Brief: Make an exact copy of each entry, leaving out every picture.

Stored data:
....

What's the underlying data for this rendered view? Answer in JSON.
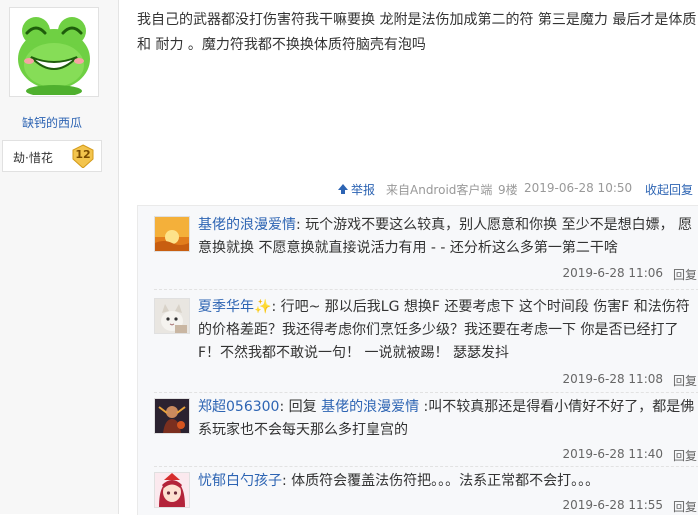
{
  "user": {
    "name": "缺钙的西瓜",
    "level_name": "劫·惜花",
    "level_num": "12",
    "avatar_icon": "green-frog-avatar"
  },
  "post": {
    "text": "我自己的武器都没打伤害符我干嘛要换 龙附是法伤加成第二的符 第三是魔力 最后才是体质和 耐力 。魔力符我都不换换体质符脑壳有泡吗",
    "report_label": "举报",
    "client": "来自Android客户端",
    "floor": "9楼",
    "date": "2019-06-28 10:50",
    "reply_toggle": "收起回复"
  },
  "comments": [
    {
      "user": "基佬的浪漫爱情",
      "sep": ": ",
      "text": "玩个游戏不要这么较真，别人愿意和你换 至少不是想白嫖， 愿意换就换 不愿意换就直接说活力有用 - - 还分析这么多第一第二干啥",
      "time": "2019-6-28 11:06",
      "reply": "回复",
      "avatar_icon": "sunset-avatar"
    },
    {
      "user": "夏季华年",
      "badge": "✨",
      "sep": ": ",
      "text": "行吧~ 那以后我LG 想换F 还要考虑下 这个时间段 伤害F 和法伤符的价格差距？我还得考虑你们烹饪多少级？我还要在考虑一下 你是否已经打了F！不然我都不敢说一句！ 一说就被踢！ 瑟瑟发抖",
      "time": "2019-6-28 11:08",
      "reply": "回复",
      "avatar_icon": "cat-avatar"
    },
    {
      "user": "郑超056300",
      "sep": ": ",
      "reply_prefix": "回复 ",
      "reply_target": "基佬的浪漫爱情",
      "text": " :叫不较真那还是得看小倩好不好了，都是佛系玩家也不会每天那么多打皇宫的",
      "time": "2019-6-28 11:40",
      "reply": "回复",
      "avatar_icon": "warrior-avatar"
    },
    {
      "user": "忧郁白勺孩子",
      "sep": ": ",
      "text": "体质符会覆盖法伤符把。。。法系正常都不会打。。。",
      "time": "2019-6-28 11:55",
      "reply": "回复",
      "avatar_icon": "anime-girl-avatar"
    }
  ],
  "colors": {
    "link": "#2d64b3",
    "meta": "#999999",
    "comment_bg": "#f7f8fa",
    "frog_green": "#5cc63c"
  }
}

....

Solution for this exercise:
What's the underlying data for this rendered view? Answer in JSON.
{
  "user": {
    "name": "缺钙的西瓜",
    "level_name": "劫·惜花",
    "level_num": "12",
    "avatar_icon": "green-frog-avatar"
  },
  "post": {
    "text": "我自己的武器都没打伤害符我干嘛要换 龙附是法伤加成第二的符 第三是魔力 最后才是体质和 耐力 。魔力符我都不换换体质符脑壳有泡吗",
    "report_label": "举报",
    "client": "来自Android客户端",
    "floor": "9楼",
    "date": "2019-06-28 10:50",
    "reply_toggle": "收起回复"
  },
  "comments": [
    {
      "user": "基佬的浪漫爱情",
      "sep": ": ",
      "text": "玩个游戏不要这么较真，别人愿意和你换 至少不是想白嫖， 愿意换就换 不愿意换就直接说活力有用 - - 还分析这么多第一第二干啥",
      "time": "2019-6-28 11:06",
      "reply": "回复",
      "avatar_icon": "sunset-avatar"
    },
    {
      "user": "夏季华年",
      "badge": "✨",
      "sep": ": ",
      "text": "行吧~ 那以后我LG 想换F 还要考虑下 这个时间段 伤害F 和法伤符的价格差距？我还得考虑你们烹饪多少级？我还要在考虑一下 你是否已经打了F！不然我都不敢说一句！ 一说就被踢！ 瑟瑟发抖",
      "time": "2019-6-28 11:08",
      "reply": "回复",
      "avatar_icon": "cat-avatar"
    },
    {
      "user": "郑超056300",
      "sep": ": ",
      "reply_prefix": "回复 ",
      "reply_target": "基佬的浪漫爱情",
      "text": " :叫不较真那还是得看小倩好不好了，都是佛系玩家也不会每天那么多打皇宫的",
      "time": "2019-6-28 11:40",
      "reply": "回复",
      "avatar_icon": "warrior-avatar"
    },
    {
      "user": "忧郁白勺孩子",
      "sep": ": ",
      "text": "体质符会覆盖法伤符把。。。法系正常都不会打。。。",
      "time": "2019-6-28 11:55",
      "reply": "回复",
      "avatar_icon": "anime-girl-avatar"
    }
  ],
  "colors": {
    "link": "#2d64b3",
    "meta": "#999999",
    "comment_bg": "#f7f8fa",
    "frog_green": "#5cc63c"
  }
}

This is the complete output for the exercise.